• _WRITTEN TASK_: How many lines of these records hold the string "visible"? Reply with the number alone.

• _DATA FOR THIS TASK_:
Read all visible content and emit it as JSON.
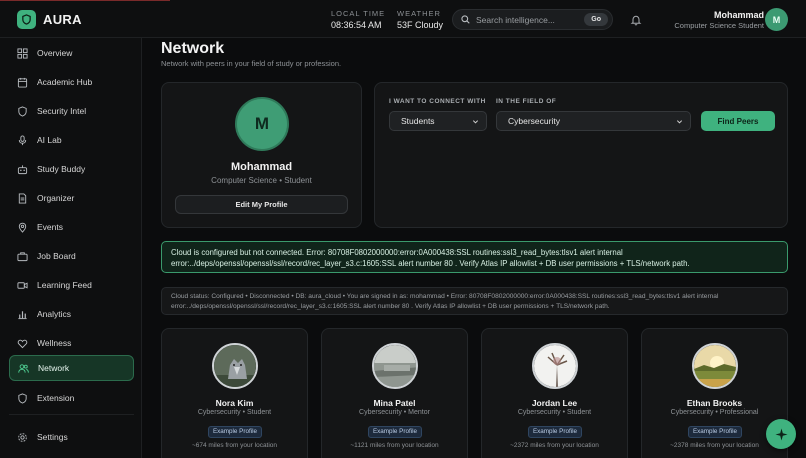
{
  "app": {
    "name": "AURA"
  },
  "header": {
    "local_time_label": "LOCAL TIME",
    "local_time_value": "08:36:54 AM",
    "weather_label": "WEATHER",
    "weather_value": "53F Cloudy",
    "search_placeholder": "Search intelligence...",
    "search_go": "Go",
    "user_name": "Mohammad",
    "user_role": "Computer Science Student",
    "user_initial": "M"
  },
  "sidebar": {
    "items": [
      {
        "label": "Overview",
        "icon": "grid-icon"
      },
      {
        "label": "Academic Hub",
        "icon": "calendar-icon"
      },
      {
        "label": "Security Intel",
        "icon": "shield-icon"
      },
      {
        "label": "AI Lab",
        "icon": "microphone-icon"
      },
      {
        "label": "Study Buddy",
        "icon": "robot-icon"
      },
      {
        "label": "Organizer",
        "icon": "document-icon"
      },
      {
        "label": "Events",
        "icon": "map-pin-icon"
      },
      {
        "label": "Job Board",
        "icon": "briefcase-icon"
      },
      {
        "label": "Learning Feed",
        "icon": "video-icon"
      },
      {
        "label": "Analytics",
        "icon": "bar-chart-icon"
      },
      {
        "label": "Wellness",
        "icon": "heart-icon"
      },
      {
        "label": "Network",
        "icon": "users-icon",
        "active": true
      },
      {
        "label": "Extension",
        "icon": "shield-icon"
      }
    ],
    "settings_label": "Settings"
  },
  "main": {
    "title": "Network",
    "subtitle": "Network with peers in your field of study or profession.",
    "profile": {
      "initial": "M",
      "name": "Mohammad",
      "role": "Computer Science • Student",
      "edit_label": "Edit My Profile"
    },
    "connect": {
      "connect_label": "I WANT TO CONNECT WITH",
      "connect_value": "Students",
      "field_label": "IN THE FIELD OF",
      "field_value": "Cybersecurity",
      "find_label": "Find Peers"
    },
    "alert_text": "Cloud is configured but not connected. Error: 80708F0802000000:error:0A000438:SSL routines:ssl3_read_bytes:tlsv1 alert internal error:../deps/openssl/openssl/ssl/record/rec_layer_s3.c:1605:SSL alert number 80 . Verify Atlas IP allowlist + DB user permissions + TLS/network path.",
    "status_text": "Cloud status: Configured • Disconnected • DB: aura_cloud • You are signed in as: mohammad • Error: 80708F0802000000:error:0A000438:SSL routines:ssl3_read_bytes:tlsv1 alert internal error:../deps/openssl/openssl/ssl/record/rec_layer_s3.c:1605:SSL alert number 80 . Verify Atlas IP allowlist + DB user permissions + TLS/network path.",
    "peers": [
      {
        "name": "Nora Kim",
        "role": "Cybersecurity • Student",
        "badge": "Example Profile",
        "distance": "~674 miles from your location"
      },
      {
        "name": "Mina Patel",
        "role": "Cybersecurity • Mentor",
        "badge": "Example Profile",
        "distance": "~1121 miles from your location"
      },
      {
        "name": "Jordan Lee",
        "role": "Cybersecurity • Student",
        "badge": "Example Profile",
        "distance": "~2372 miles from your location"
      },
      {
        "name": "Ethan Brooks",
        "role": "Cybersecurity • Professional",
        "badge": "Example Profile",
        "distance": "~2378 miles from your location"
      }
    ]
  },
  "colors": {
    "accent": "#3fb27f",
    "alert_border": "#3a9a6c"
  }
}
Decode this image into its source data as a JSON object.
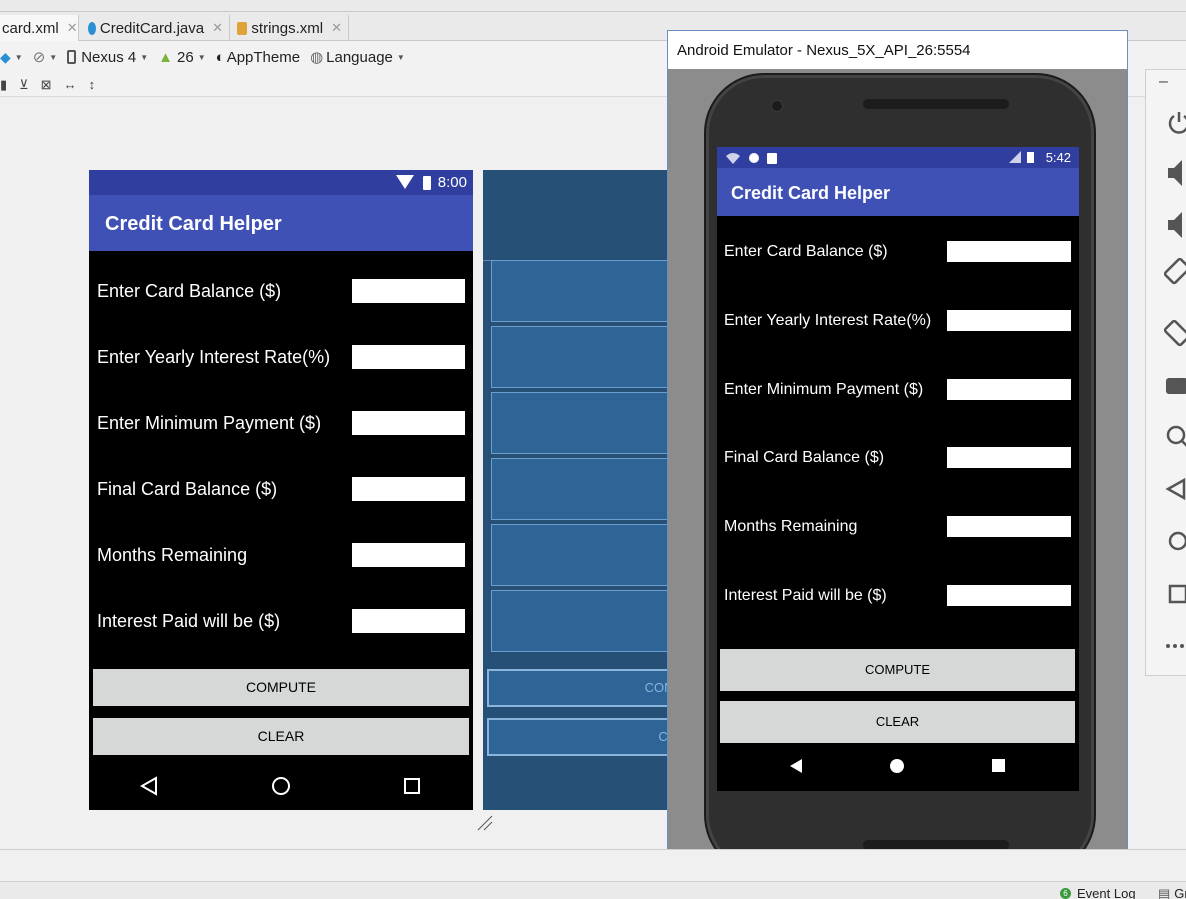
{
  "tabs": [
    {
      "label": "card.xml",
      "active": true,
      "icon": "xml-file-icon"
    },
    {
      "label": "CreditCard.java",
      "active": false,
      "icon": "java-class-icon"
    },
    {
      "label": "strings.xml",
      "active": false,
      "icon": "xml-file-icon"
    }
  ],
  "toolbar": {
    "device": "Nexus 4",
    "api": "26",
    "theme": "AppTheme",
    "language": "Language"
  },
  "preview": {
    "time": "8:00",
    "app_title": "Credit Card Helper",
    "fields": [
      "Enter Card Balance ($)",
      "Enter Yearly Interest Rate(%)",
      "Enter Minimum Payment ($)",
      "Final Card Balance ($)",
      "Months Remaining",
      "Interest Paid will be ($)"
    ],
    "compute_label": "COMPUTE",
    "clear_label": "CLEAR"
  },
  "blueprint": {
    "compute_fragment": "COM",
    "clear_fragment": "CL"
  },
  "emulator": {
    "window_title": "Android Emulator - Nexus_5X_API_26:5554",
    "time": "5:42",
    "app_title": "Credit Card Helper",
    "fields": [
      "Enter Card Balance ($)",
      "Enter Yearly Interest Rate(%)",
      "Enter Minimum Payment ($)",
      "Final Card Balance ($)",
      "Months Remaining",
      "Interest Paid will be ($)"
    ],
    "compute_label": "COMPUTE",
    "clear_label": "CLEAR"
  },
  "statusbar": {
    "event_log_count": "6",
    "event_log_label": "Event Log",
    "gradle_label": "Gr"
  },
  "colors": {
    "primary": "#3f51b5",
    "primary_dark": "#303f9f",
    "button_gray": "#d6d7d7",
    "blueprint_bg": "#265076"
  }
}
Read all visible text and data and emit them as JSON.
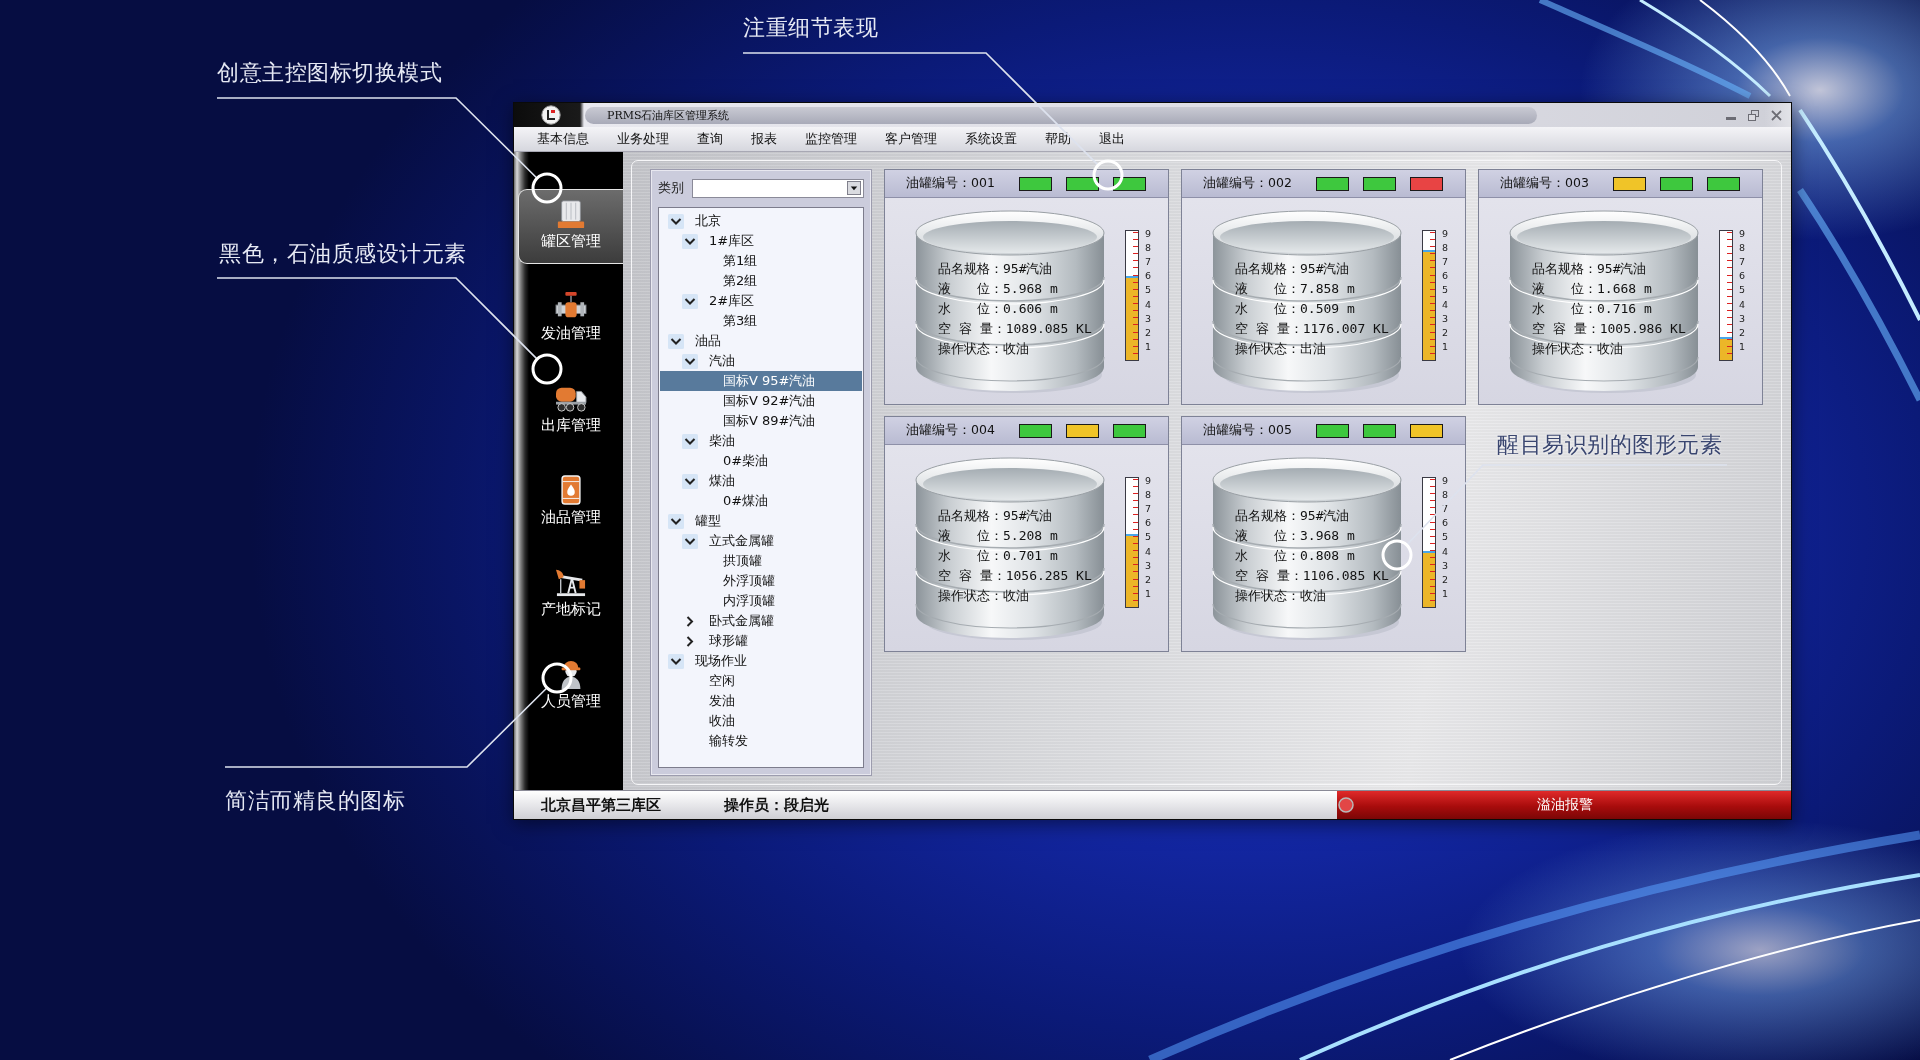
{
  "callouts": [
    {
      "text": "注重细节表现"
    },
    {
      "text": "创意主控图标切换模式"
    },
    {
      "text": "黑色，石油质感设计元素"
    },
    {
      "text": "醒目易识别的图形元素"
    },
    {
      "text": "简洁而精良的图标"
    }
  ],
  "window": {
    "title": "PRMS石油库区管理系统"
  },
  "menu": [
    "基本信息",
    "业务处理",
    "查询",
    "报表",
    "监控管理",
    "客户管理",
    "系统设置",
    "帮助",
    "退出"
  ],
  "sidebar": {
    "items": [
      {
        "label": "罐区管理",
        "selected": true
      },
      {
        "label": "发油管理",
        "selected": false
      },
      {
        "label": "出库管理",
        "selected": false
      },
      {
        "label": "油品管理",
        "selected": false
      },
      {
        "label": "产地标记",
        "selected": false
      },
      {
        "label": "人员管理",
        "selected": false
      }
    ]
  },
  "category_filter": {
    "label": "类别"
  },
  "tree": [
    {
      "label": "北京",
      "expanded": true,
      "selected": false,
      "children": [
        {
          "label": "1#库区",
          "expanded": true,
          "selected": false,
          "children": [
            {
              "label": "第1组",
              "selected": false
            },
            {
              "label": "第2组",
              "selected": false
            }
          ]
        },
        {
          "label": "2#库区",
          "expanded": true,
          "selected": false,
          "children": [
            {
              "label": "第3组",
              "selected": false
            }
          ]
        }
      ]
    },
    {
      "label": "油品",
      "expanded": true,
      "selected": false,
      "children": [
        {
          "label": "汽油",
          "expanded": true,
          "selected": false,
          "children": [
            {
              "label": "国标V 95#汽油",
              "selected": true
            },
            {
              "label": "国标V 92#汽油",
              "selected": false
            },
            {
              "label": "国标V 89#汽油",
              "selected": false
            }
          ]
        },
        {
          "label": "柴油",
          "expanded": true,
          "selected": false,
          "children": [
            {
              "label": "0#柴油",
              "selected": false
            }
          ]
        },
        {
          "label": "煤油",
          "expanded": true,
          "selected": false,
          "children": [
            {
              "label": "0#煤油",
              "selected": false
            }
          ]
        }
      ]
    },
    {
      "label": "罐型",
      "expanded": true,
      "selected": false,
      "children": [
        {
          "label": "立式金属罐",
          "expanded": true,
          "selected": false,
          "children": [
            {
              "label": "拱顶罐",
              "selected": false
            },
            {
              "label": "外浮顶罐",
              "selected": false
            },
            {
              "label": "内浮顶罐",
              "selected": false
            }
          ]
        },
        {
          "label": "卧式金属罐",
          "expanded": false,
          "selected": false
        },
        {
          "label": "球形罐",
          "expanded": false,
          "selected": false
        }
      ]
    },
    {
      "label": "现场作业",
      "expanded": true,
      "selected": false,
      "children": [
        {
          "label": "空闲",
          "selected": false
        },
        {
          "label": "发油",
          "selected": false
        },
        {
          "label": "收油",
          "selected": false
        },
        {
          "label": "输转发",
          "selected": false
        }
      ]
    }
  ],
  "tanks": [
    {
      "title": "油罐编号：001",
      "lights": [
        {
          "color": "#3ec83e"
        },
        {
          "color": "#3ec83e"
        },
        {
          "color": "#3ec83e"
        }
      ],
      "lines": [
        "品名规格：95#汽油",
        "液　　位：5.968 m",
        "水　　位：0.606 m",
        "空 容 量：1089.085 KL",
        "操作状态：收油"
      ],
      "level": 0.649,
      "scale": [
        "9",
        "8",
        "7",
        "6",
        "5",
        "4",
        "3",
        "2",
        "1"
      ]
    },
    {
      "title": "油罐编号：002",
      "lights": [
        {
          "color": "#3ec83e"
        },
        {
          "color": "#3ec83e"
        },
        {
          "color": "#e84444"
        }
      ],
      "lines": [
        "品名规格：95#汽油",
        "液　　位：7.858 m",
        "水　　位：0.509 m",
        "空 容 量：1176.007 KL",
        "操作状态：出油"
      ],
      "level": 0.854,
      "scale": [
        "9",
        "8",
        "7",
        "6",
        "5",
        "4",
        "3",
        "2",
        "1"
      ]
    },
    {
      "title": "油罐编号：003",
      "lights": [
        {
          "color": "#f0c428"
        },
        {
          "color": "#3ec83e"
        },
        {
          "color": "#3ec83e"
        }
      ],
      "lines": [
        "品名规格：95#汽油",
        "液　　位：1.668 m",
        "水　　位：0.716 m",
        "空 容 量：1005.986 KL",
        "操作状态：收油"
      ],
      "level": 0.181,
      "scale": [
        "9",
        "8",
        "7",
        "6",
        "5",
        "4",
        "3",
        "2",
        "1"
      ]
    },
    {
      "title": "油罐编号：004",
      "lights": [
        {
          "color": "#3ec83e"
        },
        {
          "color": "#f0c428"
        },
        {
          "color": "#3ec83e"
        }
      ],
      "lines": [
        "品名规格：95#汽油",
        "液　　位：5.208 m",
        "水　　位：0.701 m",
        "空 容 量：1056.285 KL",
        "操作状态：收油"
      ],
      "level": 0.566,
      "scale": [
        "9",
        "8",
        "7",
        "6",
        "5",
        "4",
        "3",
        "2",
        "1"
      ]
    },
    {
      "title": "油罐编号：005",
      "lights": [
        {
          "color": "#3ec83e"
        },
        {
          "color": "#3ec83e"
        },
        {
          "color": "#f0c428"
        }
      ],
      "lines": [
        "品名规格：95#汽油",
        "液　　位：3.968 m",
        "水　　位：0.808 m",
        "空 容 量：1106.085 KL",
        "操作状态：收油"
      ],
      "level": 0.431,
      "scale": [
        "9",
        "8",
        "7",
        "6",
        "5",
        "4",
        "3",
        "2",
        "1"
      ]
    }
  ],
  "status_bar": {
    "location": "北京昌平第三库区",
    "operator": "操作员：段启光",
    "alarm": "溢油报警"
  }
}
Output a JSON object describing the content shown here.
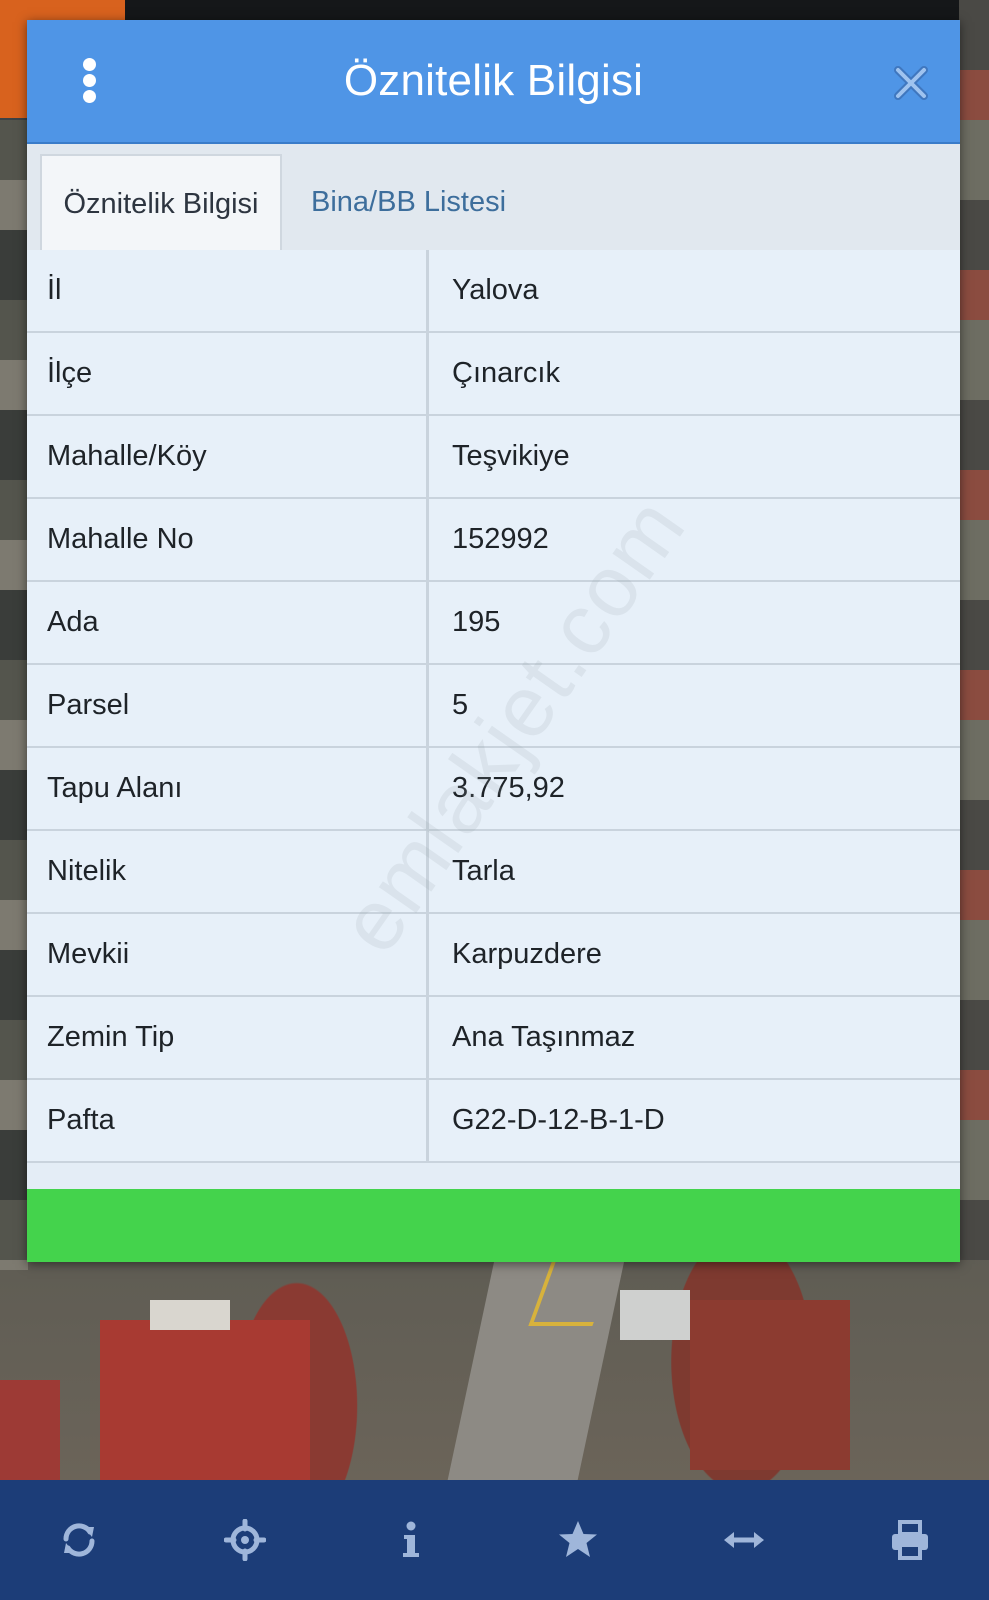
{
  "dialog": {
    "title": "Öznitelik Bilgisi",
    "menu_icon": "kebab-menu-icon",
    "close_icon": "close-icon",
    "tabs": [
      {
        "label": "Öznitelik Bilgisi",
        "active": true
      },
      {
        "label": "Bina/BB Listesi",
        "active": false
      }
    ],
    "rows": [
      {
        "key": "İl",
        "value": "Yalova"
      },
      {
        "key": "İlçe",
        "value": "Çınarcık"
      },
      {
        "key": "Mahalle/Köy",
        "value": "Teşvikiye"
      },
      {
        "key": "Mahalle No",
        "value": "152992"
      },
      {
        "key": "Ada",
        "value": "195"
      },
      {
        "key": "Parsel",
        "value": "5"
      },
      {
        "key": "Tapu Alanı",
        "value": "3.775,92"
      },
      {
        "key": "Nitelik",
        "value": "Tarla"
      },
      {
        "key": "Mevkii",
        "value": "Karpuzdere"
      },
      {
        "key": "Zemin Tip",
        "value": "Ana Taşınmaz"
      },
      {
        "key": "Pafta",
        "value": "G22-D-12-B-1-D"
      }
    ]
  },
  "watermark": "emlakjet.com",
  "toolbar": {
    "items": [
      "refresh-icon",
      "locate-icon",
      "info-icon",
      "star-icon",
      "measure-arrows-icon",
      "print-icon"
    ]
  },
  "colors": {
    "header_blue": "#4f95e6",
    "toolbar_navy": "#1c3d78",
    "status_green": "#44d34c",
    "icon_light": "#9fb6da"
  }
}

• _THE RESPONSE_: 2